**Task details:**
Without the images, output each record below as it stands.

——————

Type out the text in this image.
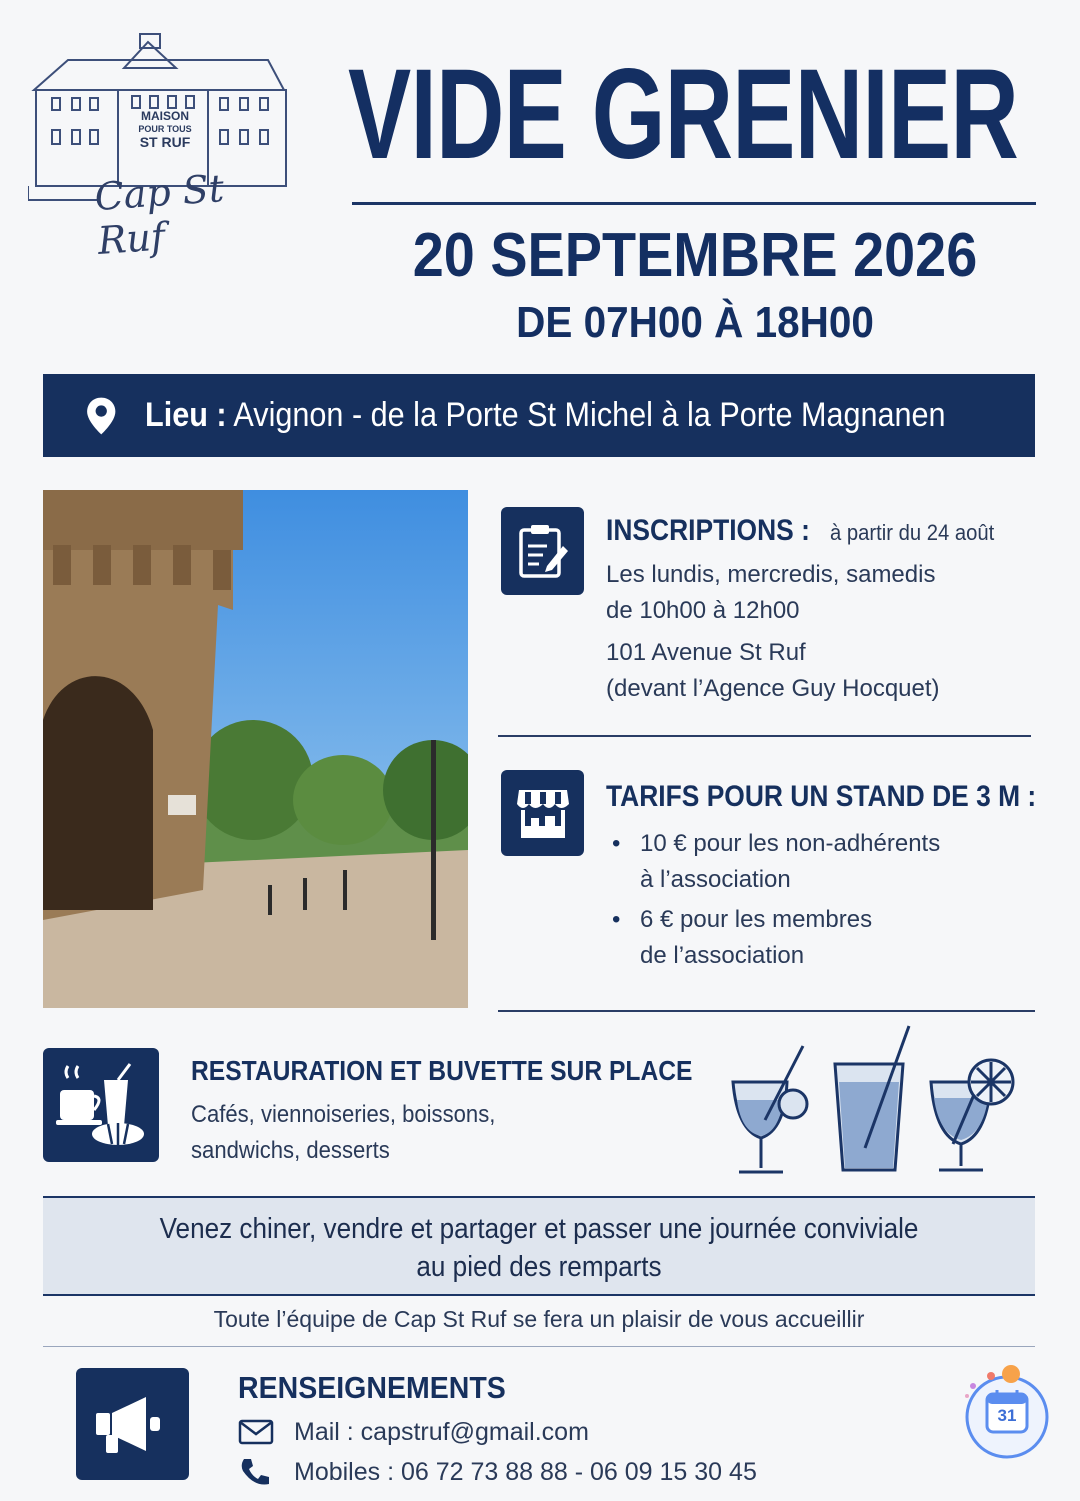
MAISON
POUR TOUS
ST RUF
Cap St Ruf
VIDE GRENIER
20 SEPTEMBRE 2026
DE 07H00 À 18H00
Lieu : Avignon - de la Porte St Michel à la Porte Magnanen
INSCRIPTIONS : à partir du 24 août
Les lundis, mercredis, samedis
de 10h00 à 12h00
101 Avenue St Ruf
(devant l’Agence Guy Hocquet)
TARIFS POUR UN STAND DE 3 M :
• 10 € pour les non-adhérents
à l’association
• 6 € pour les membres
de l’association
RESTAURATION ET BUVETTE SUR PLACE
Cafés, viennoiseries, boissons,
sandwichs, desserts
Venez chiner, vendre et partager et passer une journée conviviale
au pied des remparts
Toute l’équipe de Cap St Ruf se fera un plaisir de vous accueillir
RENSEIGNEMENTS
Mail : capstruf@gmail.com
Mobiles : 06 72 73 88 88 - 06 09 15 30 45
31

——————

**Solution to this task:**
Type out the text in this image.
MAISON
POUR TOUS
ST RUF
Cap St Ruf
VIDE GRENIER
20 SEPTEMBRE 2026
DE 07H00 À 18H00
Lieu : Avignon - de la Porte St Michel à la Porte Magnanen
INSCRIPTIONS : à partir du 24 août
Les lundis, mercredis, samedis
de 10h00 à 12h00
101 Avenue St Ruf
(devant l’Agence Guy Hocquet)
TARIFS POUR UN STAND DE 3 M :
• 10 € pour les non-adhérents
à l’association
• 6 € pour les membres
de l’association
RESTAURATION ET BUVETTE SUR PLACE
Cafés, viennoiseries, boissons,
sandwichs, desserts
Venez chiner, vendre et partager et passer une journée conviviale
au pied des remparts
Toute l’équipe de Cap St Ruf se fera un plaisir de vous accueillir
RENSEIGNEMENTS
Mail : capstruf@gmail.com
Mobiles : 06 72 73 88 88 - 06 09 15 30 45
31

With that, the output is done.